— RECORDS TO USE —

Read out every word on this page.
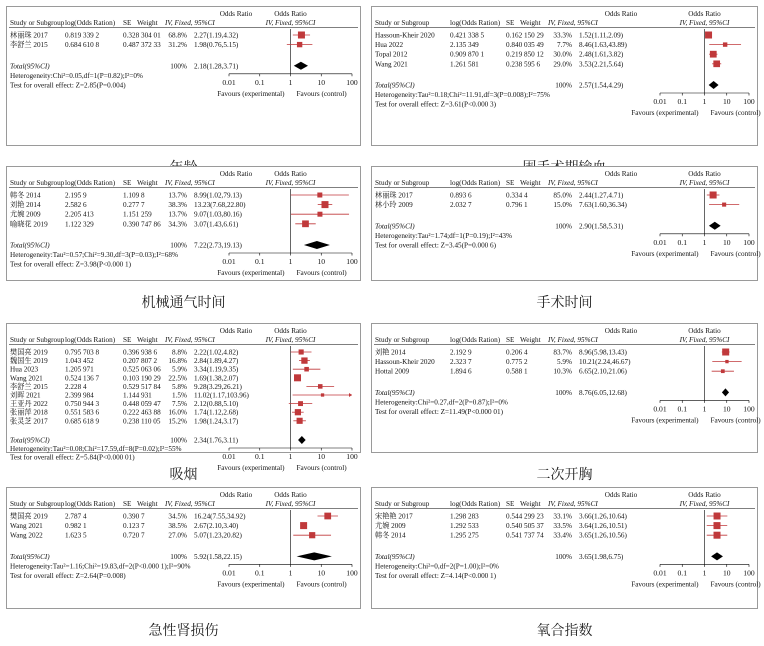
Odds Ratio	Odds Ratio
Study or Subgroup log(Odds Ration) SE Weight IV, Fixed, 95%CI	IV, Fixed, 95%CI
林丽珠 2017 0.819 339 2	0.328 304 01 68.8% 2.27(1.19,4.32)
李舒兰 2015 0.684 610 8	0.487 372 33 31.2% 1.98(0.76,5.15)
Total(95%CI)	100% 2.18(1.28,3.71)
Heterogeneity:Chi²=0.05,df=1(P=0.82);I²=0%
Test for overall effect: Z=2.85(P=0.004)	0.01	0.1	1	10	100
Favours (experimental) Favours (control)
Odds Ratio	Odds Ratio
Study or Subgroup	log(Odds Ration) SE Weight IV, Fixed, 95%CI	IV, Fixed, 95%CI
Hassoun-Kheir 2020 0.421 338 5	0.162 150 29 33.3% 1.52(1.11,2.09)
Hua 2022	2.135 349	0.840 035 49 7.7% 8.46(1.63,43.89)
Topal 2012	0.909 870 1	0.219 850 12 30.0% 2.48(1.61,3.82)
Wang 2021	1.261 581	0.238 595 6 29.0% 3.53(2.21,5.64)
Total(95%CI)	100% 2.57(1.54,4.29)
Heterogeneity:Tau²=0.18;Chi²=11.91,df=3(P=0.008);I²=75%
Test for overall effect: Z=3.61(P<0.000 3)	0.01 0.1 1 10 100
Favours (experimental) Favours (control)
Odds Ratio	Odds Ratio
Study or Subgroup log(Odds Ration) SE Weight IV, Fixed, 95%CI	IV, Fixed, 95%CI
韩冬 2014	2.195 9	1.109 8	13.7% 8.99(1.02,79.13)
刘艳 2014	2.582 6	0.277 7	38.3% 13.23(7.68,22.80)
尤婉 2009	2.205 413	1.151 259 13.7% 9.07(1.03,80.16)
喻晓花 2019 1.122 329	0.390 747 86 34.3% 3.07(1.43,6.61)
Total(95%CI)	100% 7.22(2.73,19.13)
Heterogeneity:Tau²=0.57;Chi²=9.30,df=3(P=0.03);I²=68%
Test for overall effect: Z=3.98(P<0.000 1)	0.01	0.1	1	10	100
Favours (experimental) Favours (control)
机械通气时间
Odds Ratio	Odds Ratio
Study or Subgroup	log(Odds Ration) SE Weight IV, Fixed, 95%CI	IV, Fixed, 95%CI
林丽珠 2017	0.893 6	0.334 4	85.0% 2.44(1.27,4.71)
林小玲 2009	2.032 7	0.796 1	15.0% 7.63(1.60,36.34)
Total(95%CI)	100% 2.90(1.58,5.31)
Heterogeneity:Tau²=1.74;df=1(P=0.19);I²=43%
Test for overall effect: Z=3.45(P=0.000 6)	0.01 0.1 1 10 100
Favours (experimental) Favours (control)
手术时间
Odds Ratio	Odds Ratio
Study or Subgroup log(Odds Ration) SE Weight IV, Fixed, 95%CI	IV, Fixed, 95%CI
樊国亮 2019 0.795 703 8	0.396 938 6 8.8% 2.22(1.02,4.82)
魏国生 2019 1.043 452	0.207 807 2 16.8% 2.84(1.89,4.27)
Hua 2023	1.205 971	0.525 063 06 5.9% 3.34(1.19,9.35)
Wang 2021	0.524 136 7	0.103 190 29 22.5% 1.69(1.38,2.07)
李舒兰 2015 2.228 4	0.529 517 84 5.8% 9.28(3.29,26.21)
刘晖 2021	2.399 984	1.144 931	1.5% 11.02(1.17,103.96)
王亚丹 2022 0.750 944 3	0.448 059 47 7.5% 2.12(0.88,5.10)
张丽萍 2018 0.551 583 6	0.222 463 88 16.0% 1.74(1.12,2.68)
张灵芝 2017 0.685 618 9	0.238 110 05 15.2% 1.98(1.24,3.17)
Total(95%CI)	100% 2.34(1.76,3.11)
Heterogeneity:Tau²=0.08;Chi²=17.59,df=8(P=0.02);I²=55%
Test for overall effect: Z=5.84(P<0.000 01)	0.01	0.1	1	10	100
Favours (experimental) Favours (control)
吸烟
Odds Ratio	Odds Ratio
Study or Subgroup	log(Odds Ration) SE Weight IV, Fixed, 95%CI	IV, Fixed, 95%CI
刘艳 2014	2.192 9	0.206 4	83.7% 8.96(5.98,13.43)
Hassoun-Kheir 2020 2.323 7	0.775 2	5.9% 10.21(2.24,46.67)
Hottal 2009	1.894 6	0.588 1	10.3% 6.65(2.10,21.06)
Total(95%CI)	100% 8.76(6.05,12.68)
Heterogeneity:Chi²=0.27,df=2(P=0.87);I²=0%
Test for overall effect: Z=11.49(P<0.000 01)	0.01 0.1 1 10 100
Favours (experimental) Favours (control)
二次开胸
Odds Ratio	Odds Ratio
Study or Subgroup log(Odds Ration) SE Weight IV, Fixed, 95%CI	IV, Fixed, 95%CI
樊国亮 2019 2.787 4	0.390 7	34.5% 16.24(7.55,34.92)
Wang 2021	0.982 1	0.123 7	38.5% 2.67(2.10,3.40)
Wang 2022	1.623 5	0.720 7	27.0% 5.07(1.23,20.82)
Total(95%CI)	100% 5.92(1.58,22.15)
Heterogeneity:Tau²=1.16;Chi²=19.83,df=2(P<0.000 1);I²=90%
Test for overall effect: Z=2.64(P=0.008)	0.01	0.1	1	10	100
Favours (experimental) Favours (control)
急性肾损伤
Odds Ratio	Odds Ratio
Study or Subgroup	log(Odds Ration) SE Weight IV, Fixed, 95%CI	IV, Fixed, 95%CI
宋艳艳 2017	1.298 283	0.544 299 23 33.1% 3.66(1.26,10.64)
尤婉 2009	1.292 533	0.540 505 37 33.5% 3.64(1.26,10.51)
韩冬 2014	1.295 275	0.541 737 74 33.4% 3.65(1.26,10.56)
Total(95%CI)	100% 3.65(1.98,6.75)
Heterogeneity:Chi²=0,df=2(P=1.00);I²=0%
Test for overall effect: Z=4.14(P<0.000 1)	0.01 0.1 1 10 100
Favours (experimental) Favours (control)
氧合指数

— PROBLEM REQUIREMENTS —
Look through the entries above and report each line where the string "Total" occurs.

— SOLUTION TO THIS PROBLEM —
Total(95%CI)	100% 2.18(1.28,3.71)
Total(95%CI)	100% 2.57(1.54,4.29)
Total(95%CI)	100% 7.22(2.73,19.13)
Total(95%CI)	100% 2.90(1.58,5.31)
Total(95%CI)	100% 2.34(1.76,3.11)
Total(95%CI)	100% 8.76(6.05,12.68)
Total(95%CI)	100% 5.92(1.58,22.15)
Total(95%CI)	100% 3.65(1.98,6.75)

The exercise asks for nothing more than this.